**TASK BRIEF:**
Identify the lines containing the word "precieuſes". Copy each one.

● ● ● ●

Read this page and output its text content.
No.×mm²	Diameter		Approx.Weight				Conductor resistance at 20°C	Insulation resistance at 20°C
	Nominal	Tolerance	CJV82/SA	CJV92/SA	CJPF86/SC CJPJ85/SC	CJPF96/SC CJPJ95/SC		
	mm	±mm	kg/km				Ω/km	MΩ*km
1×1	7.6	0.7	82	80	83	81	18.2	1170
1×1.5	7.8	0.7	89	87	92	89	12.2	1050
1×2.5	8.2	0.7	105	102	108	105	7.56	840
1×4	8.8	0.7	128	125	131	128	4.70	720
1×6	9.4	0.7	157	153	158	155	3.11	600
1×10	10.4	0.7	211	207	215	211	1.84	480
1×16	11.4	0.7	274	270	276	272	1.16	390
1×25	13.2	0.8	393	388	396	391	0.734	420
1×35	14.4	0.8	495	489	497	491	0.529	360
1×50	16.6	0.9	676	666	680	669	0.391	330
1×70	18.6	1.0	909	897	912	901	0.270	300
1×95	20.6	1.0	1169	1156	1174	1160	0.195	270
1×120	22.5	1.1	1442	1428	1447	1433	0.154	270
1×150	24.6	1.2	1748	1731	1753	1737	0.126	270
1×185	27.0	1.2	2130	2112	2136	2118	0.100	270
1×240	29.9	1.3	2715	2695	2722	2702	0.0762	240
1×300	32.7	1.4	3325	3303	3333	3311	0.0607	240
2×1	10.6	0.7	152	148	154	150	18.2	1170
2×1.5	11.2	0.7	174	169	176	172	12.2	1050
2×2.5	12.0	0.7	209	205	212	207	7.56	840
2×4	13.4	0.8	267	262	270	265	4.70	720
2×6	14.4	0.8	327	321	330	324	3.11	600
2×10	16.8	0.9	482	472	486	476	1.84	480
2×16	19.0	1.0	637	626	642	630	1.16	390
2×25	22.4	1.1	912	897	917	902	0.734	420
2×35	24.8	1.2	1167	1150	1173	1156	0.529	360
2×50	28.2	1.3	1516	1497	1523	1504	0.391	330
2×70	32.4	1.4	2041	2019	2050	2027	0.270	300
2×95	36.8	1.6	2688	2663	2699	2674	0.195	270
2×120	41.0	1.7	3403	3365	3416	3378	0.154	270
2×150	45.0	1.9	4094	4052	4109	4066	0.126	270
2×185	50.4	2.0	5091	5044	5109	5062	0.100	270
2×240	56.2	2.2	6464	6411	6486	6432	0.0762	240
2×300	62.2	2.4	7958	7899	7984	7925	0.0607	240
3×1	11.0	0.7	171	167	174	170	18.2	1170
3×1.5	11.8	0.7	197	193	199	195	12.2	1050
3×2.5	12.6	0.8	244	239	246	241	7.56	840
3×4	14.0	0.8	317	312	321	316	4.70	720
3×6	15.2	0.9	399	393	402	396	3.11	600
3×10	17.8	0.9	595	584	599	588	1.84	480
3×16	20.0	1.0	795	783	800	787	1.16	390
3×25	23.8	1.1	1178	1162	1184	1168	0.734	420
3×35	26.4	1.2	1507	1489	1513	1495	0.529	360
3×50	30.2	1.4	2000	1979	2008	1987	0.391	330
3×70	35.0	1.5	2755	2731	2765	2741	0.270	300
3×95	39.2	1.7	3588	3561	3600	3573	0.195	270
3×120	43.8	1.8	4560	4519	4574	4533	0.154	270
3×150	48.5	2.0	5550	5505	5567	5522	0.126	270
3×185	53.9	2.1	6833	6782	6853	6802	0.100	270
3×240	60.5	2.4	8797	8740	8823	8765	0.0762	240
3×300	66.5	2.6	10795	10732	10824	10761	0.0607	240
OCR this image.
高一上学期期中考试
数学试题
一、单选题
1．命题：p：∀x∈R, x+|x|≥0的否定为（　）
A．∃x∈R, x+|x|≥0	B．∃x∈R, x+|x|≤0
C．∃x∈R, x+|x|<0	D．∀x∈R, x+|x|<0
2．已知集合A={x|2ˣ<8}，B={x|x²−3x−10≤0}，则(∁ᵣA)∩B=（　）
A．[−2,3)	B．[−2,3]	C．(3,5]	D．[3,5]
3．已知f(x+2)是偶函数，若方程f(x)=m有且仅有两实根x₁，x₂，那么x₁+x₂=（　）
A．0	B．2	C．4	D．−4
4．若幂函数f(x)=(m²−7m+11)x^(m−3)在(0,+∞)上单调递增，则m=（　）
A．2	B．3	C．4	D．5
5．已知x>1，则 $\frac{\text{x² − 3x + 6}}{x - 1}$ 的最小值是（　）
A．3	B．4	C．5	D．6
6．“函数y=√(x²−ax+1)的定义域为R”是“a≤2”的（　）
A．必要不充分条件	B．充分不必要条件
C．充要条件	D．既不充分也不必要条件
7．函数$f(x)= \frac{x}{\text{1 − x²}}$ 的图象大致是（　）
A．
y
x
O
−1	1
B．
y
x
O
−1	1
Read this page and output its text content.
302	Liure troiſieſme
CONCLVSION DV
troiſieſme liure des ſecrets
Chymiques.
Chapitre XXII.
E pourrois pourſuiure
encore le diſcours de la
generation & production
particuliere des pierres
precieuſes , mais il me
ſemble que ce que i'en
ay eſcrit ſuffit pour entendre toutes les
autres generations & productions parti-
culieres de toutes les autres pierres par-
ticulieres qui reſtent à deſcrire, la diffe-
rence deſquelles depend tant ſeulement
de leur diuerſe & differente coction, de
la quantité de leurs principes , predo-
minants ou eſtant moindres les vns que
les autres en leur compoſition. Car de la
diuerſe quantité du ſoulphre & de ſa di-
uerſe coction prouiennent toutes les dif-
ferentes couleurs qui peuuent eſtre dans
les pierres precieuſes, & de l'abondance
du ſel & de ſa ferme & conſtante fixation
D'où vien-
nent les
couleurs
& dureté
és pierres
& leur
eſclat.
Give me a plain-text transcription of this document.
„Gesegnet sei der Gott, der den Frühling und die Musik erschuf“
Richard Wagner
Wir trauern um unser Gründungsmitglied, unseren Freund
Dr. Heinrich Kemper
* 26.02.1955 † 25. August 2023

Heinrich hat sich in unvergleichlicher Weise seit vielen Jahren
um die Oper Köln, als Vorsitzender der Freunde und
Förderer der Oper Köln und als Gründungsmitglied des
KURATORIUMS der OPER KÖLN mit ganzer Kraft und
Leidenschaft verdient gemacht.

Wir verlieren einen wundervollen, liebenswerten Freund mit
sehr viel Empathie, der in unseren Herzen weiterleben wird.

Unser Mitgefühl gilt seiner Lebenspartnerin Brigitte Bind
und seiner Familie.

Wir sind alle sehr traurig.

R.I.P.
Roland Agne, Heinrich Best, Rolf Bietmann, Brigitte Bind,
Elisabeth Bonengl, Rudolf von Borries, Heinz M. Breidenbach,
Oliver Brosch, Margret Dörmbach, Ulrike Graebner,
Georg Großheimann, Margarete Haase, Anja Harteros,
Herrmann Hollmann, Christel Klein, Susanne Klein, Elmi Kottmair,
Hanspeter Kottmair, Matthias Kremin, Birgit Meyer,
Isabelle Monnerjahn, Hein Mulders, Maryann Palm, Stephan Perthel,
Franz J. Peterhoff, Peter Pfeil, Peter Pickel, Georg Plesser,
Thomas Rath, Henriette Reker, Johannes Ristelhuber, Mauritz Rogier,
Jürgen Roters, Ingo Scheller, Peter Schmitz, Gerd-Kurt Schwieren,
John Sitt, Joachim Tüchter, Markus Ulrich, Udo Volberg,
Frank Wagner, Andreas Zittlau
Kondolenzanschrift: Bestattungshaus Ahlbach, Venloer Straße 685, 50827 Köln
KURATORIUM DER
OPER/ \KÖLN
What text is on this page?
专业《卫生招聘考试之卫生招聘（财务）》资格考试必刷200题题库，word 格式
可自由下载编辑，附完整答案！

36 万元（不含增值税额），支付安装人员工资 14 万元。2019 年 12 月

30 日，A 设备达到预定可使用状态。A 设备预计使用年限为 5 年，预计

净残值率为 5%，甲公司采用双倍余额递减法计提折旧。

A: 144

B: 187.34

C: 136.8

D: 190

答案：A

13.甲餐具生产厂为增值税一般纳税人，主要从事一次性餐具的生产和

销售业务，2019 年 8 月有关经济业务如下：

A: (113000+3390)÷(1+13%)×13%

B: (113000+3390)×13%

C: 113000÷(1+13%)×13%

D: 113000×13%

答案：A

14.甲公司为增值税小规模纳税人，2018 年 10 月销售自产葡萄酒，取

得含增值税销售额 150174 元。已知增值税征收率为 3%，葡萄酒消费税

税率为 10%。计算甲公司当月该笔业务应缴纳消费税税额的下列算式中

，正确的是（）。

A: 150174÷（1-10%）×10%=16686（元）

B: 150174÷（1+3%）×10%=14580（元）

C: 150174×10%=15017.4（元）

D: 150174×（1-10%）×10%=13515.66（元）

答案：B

● ● ● ●

**COMPLETE ANSWER:**
precieuſes , mais il me
les pierres precieuſes, & de l'abondance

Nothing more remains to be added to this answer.